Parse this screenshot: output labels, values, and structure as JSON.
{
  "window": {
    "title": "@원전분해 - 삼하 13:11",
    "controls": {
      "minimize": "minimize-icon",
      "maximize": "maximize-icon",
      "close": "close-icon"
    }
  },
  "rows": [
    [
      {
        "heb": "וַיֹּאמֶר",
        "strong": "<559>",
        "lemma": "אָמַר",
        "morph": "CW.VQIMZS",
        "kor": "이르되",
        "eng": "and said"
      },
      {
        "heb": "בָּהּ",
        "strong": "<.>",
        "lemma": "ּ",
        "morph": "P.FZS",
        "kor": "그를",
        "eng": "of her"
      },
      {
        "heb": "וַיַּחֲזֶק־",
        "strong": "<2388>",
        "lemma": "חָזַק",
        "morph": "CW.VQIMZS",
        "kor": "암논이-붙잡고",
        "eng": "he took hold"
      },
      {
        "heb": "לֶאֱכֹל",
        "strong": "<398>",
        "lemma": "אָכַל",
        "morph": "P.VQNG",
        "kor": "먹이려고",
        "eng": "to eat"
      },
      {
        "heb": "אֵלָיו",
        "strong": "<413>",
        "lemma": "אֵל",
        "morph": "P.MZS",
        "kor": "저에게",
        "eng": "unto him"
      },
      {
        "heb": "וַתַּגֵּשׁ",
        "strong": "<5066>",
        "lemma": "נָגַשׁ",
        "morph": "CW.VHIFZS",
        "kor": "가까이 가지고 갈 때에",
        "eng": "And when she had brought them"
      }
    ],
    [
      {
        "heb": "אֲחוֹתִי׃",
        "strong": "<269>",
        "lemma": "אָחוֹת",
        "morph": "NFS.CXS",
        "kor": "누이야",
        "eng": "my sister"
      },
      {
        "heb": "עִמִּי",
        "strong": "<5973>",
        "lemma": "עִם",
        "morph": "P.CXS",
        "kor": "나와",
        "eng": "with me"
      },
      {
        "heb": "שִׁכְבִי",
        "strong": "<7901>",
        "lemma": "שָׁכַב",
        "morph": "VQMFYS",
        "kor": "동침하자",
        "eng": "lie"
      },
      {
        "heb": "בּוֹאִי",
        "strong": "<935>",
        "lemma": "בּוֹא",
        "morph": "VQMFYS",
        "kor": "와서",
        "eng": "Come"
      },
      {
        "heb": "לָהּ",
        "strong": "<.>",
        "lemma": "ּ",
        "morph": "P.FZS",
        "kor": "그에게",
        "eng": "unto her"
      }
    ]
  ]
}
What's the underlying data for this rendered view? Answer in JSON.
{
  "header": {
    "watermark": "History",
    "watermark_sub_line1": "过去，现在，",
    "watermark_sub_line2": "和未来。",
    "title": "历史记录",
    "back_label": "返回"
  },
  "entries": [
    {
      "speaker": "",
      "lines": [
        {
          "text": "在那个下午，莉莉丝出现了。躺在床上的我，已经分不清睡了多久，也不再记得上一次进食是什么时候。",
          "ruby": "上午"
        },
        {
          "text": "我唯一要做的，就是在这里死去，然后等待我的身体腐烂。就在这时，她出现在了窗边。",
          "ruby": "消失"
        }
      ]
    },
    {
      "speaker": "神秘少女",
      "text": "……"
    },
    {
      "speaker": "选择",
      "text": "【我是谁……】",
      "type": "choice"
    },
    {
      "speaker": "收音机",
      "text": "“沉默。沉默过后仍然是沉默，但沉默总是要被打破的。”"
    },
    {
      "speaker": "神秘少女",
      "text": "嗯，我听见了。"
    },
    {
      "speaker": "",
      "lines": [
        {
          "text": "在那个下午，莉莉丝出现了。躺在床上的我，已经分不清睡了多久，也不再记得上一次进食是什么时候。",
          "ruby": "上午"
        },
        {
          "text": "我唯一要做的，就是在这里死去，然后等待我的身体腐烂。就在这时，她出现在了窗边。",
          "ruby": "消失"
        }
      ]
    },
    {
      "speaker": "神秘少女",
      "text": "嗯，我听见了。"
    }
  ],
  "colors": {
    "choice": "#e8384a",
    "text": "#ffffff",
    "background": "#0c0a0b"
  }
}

To be done
Copy out every entry again, exactly as it was given.

Output for this task
Parse this screenshot: output labels, values, and structure as JSON.
{
  "window": {
    "title": "@원전분해 - 삼하 13:11",
    "controls": {
      "minimize": "minimize-icon",
      "maximize": "maximize-icon",
      "close": "close-icon"
    }
  },
  "rows": [
    [
      {
        "heb": "וַיֹּאמֶר",
        "strong": "<559>",
        "lemma": "אָמַר",
        "morph": "CW.VQIMZS",
        "kor": "이르되",
        "eng": "and said"
      },
      {
        "heb": "בָּהּ",
        "strong": "<.>",
        "lemma": "ּ",
        "morph": "P.FZS",
        "kor": "그를",
        "eng": "of her"
      },
      {
        "heb": "וַיַּחֲזֶק־",
        "strong": "<2388>",
        "lemma": "חָזַק",
        "morph": "CW.VQIMZS",
        "kor": "암논이-붙잡고",
        "eng": "he took hold"
      },
      {
        "heb": "לֶאֱכֹל",
        "strong": "<398>",
        "lemma": "אָכַל",
        "morph": "P.VQNG",
        "kor": "먹이려고",
        "eng": "to eat"
      },
      {
        "heb": "אֵלָיו",
        "strong": "<413>",
        "lemma": "אֵל",
        "morph": "P.MZS",
        "kor": "저에게",
        "eng": "unto him"
      },
      {
        "heb": "וַתַּגֵּשׁ",
        "strong": "<5066>",
        "lemma": "נָגַשׁ",
        "morph": "CW.VHIFZS",
        "kor": "가까이 가지고 갈 때에",
        "eng": "And when she had brought them"
      }
    ],
    [
      {
        "heb": "אֲחוֹתִי׃",
        "strong": "<269>",
        "lemma": "אָחוֹת",
        "morph": "NFS.CXS",
        "kor": "누이야",
        "eng": "my sister"
      },
      {
        "heb": "עִמִּי",
        "strong": "<5973>",
        "lemma": "עִם",
        "morph": "P.CXS",
        "kor": "나와",
        "eng": "with me"
      },
      {
        "heb": "שִׁכְבִי",
        "strong": "<7901>",
        "lemma": "שָׁכַב",
        "morph": "VQMFYS",
        "kor": "동침하자",
        "eng": "lie"
      },
      {
        "heb": "בּוֹאִי",
        "strong": "<935>",
        "lemma": "בּוֹא",
        "morph": "VQMFYS",
        "kor": "와서",
        "eng": "Come"
      },
      {
        "heb": "לָהּ",
        "strong": "<.>",
        "lemma": "ּ",
        "morph": "P.FZS",
        "kor": "그에게",
        "eng": "unto her"
      }
    ]
  ]
}
What's the underlying data for this rendered view? Answer in JSON.
{
  "header": {
    "watermark": "History",
    "watermark_sub_line1": "过去，现在，",
    "watermark_sub_line2": "和未来。",
    "title": "历史记录",
    "back_label": "返回"
  },
  "entries": [
    {
      "speaker": "",
      "lines": [
        {
          "text": "在那个下午，莉莉丝出现了。躺在床上的我，已经分不清睡了多久，也不再记得上一次进食是什么时候。",
          "ruby": "上午"
        },
        {
          "text": "我唯一要做的，就是在这里死去，然后等待我的身体腐烂。就在这时，她出现在了窗边。",
          "ruby": "消失"
        }
      ]
    },
    {
      "speaker": "神秘少女",
      "text": "……"
    },
    {
      "speaker": "选择",
      "text": "【我是谁……】",
      "type": "choice"
    },
    {
      "speaker": "收音机",
      "text": "“沉默。沉默过后仍然是沉默，但沉默总是要被打破的。”"
    },
    {
      "speaker": "神秘少女",
      "text": "嗯，我听见了。"
    },
    {
      "speaker": "",
      "lines": [
        {
          "text": "在那个下午，莉莉丝出现了。躺在床上的我，已经分不清睡了多久，也不再记得上一次进食是什么时候。",
          "ruby": "上午"
        },
        {
          "text": "我唯一要做的，就是在这里死去，然后等待我的身体腐烂。就在这时，她出现在了窗边。",
          "ruby": "消失"
        }
      ]
    },
    {
      "speaker": "神秘少女",
      "text": "嗯，我听见了。"
    }
  ],
  "colors": {
    "choice": "#e8384a",
    "text": "#ffffff",
    "background": "#0c0a0b"
  }
}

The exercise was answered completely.